Copy each line below in which the word "JSON" occurs.

- - -

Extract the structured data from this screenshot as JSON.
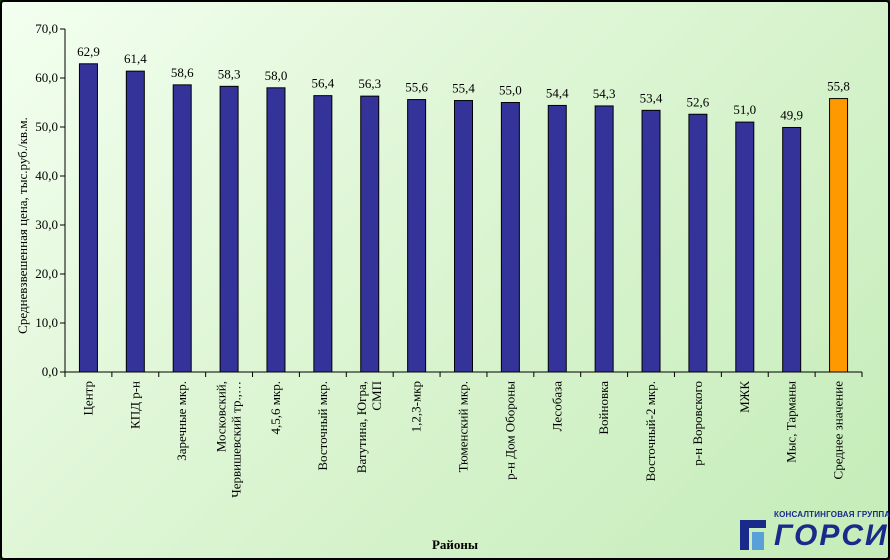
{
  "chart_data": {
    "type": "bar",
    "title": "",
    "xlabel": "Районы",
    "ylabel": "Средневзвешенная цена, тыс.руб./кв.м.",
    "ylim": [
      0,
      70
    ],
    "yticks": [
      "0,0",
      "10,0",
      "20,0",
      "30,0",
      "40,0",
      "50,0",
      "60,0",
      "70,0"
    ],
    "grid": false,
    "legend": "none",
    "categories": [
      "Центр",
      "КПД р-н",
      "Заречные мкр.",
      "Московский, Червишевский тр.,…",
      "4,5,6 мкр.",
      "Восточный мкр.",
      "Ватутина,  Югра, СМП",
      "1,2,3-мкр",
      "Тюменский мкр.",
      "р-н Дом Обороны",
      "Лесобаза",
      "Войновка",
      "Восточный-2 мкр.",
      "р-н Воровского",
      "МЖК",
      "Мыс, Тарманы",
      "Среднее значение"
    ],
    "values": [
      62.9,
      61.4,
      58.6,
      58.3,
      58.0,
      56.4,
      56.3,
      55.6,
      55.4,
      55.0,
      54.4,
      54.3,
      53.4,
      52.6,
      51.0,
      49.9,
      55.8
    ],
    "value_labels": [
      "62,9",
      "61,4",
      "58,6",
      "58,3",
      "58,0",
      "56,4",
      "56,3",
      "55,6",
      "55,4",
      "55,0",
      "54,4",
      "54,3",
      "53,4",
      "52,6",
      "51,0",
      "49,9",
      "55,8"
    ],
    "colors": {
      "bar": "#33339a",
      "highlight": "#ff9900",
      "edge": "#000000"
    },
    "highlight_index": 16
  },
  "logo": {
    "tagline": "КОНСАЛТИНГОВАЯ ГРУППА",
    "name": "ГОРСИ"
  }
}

- - -

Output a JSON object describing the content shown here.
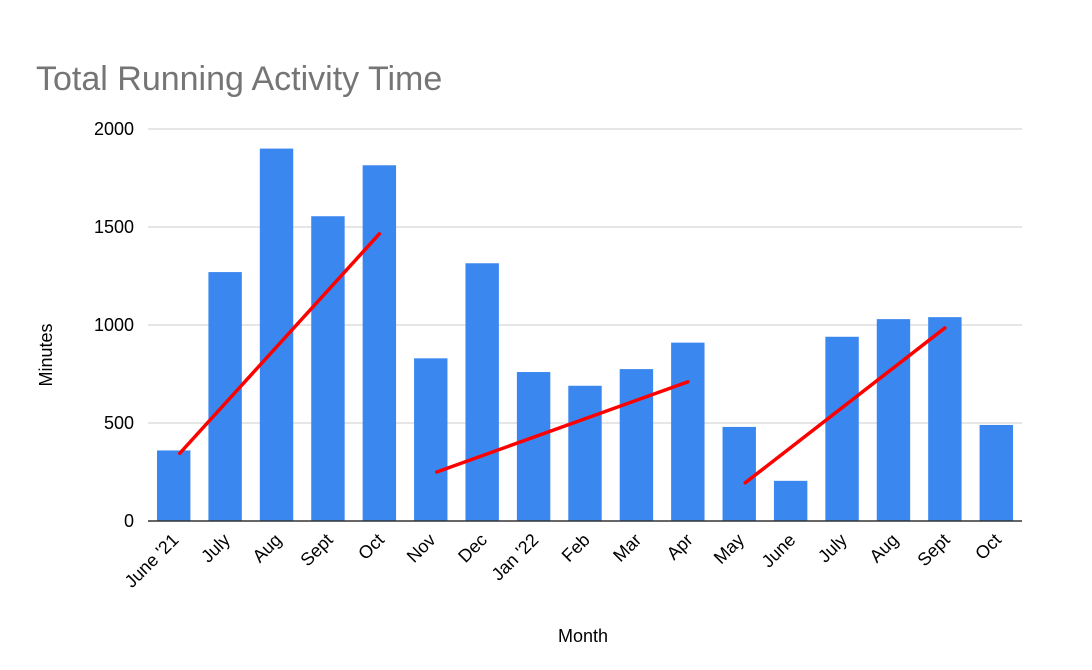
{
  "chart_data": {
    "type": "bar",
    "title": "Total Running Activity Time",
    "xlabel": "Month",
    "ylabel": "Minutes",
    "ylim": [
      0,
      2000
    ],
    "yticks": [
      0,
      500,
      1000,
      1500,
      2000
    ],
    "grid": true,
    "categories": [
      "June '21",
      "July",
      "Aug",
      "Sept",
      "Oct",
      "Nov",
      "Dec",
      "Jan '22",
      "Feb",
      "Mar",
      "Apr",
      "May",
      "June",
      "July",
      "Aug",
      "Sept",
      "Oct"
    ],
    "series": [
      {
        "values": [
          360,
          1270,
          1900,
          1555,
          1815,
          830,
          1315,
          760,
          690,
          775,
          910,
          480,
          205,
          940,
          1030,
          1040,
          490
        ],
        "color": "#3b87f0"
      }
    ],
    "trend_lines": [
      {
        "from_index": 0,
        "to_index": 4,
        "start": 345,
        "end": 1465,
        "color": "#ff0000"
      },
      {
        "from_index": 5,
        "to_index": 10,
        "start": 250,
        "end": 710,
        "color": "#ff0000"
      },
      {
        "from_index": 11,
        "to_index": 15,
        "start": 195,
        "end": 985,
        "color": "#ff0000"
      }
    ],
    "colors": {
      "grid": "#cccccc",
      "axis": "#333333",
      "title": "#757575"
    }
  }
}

- - -

→ THE RESULT
Extract the structured data from this screenshot as JSON.
Output a JSON object describing the content shown here.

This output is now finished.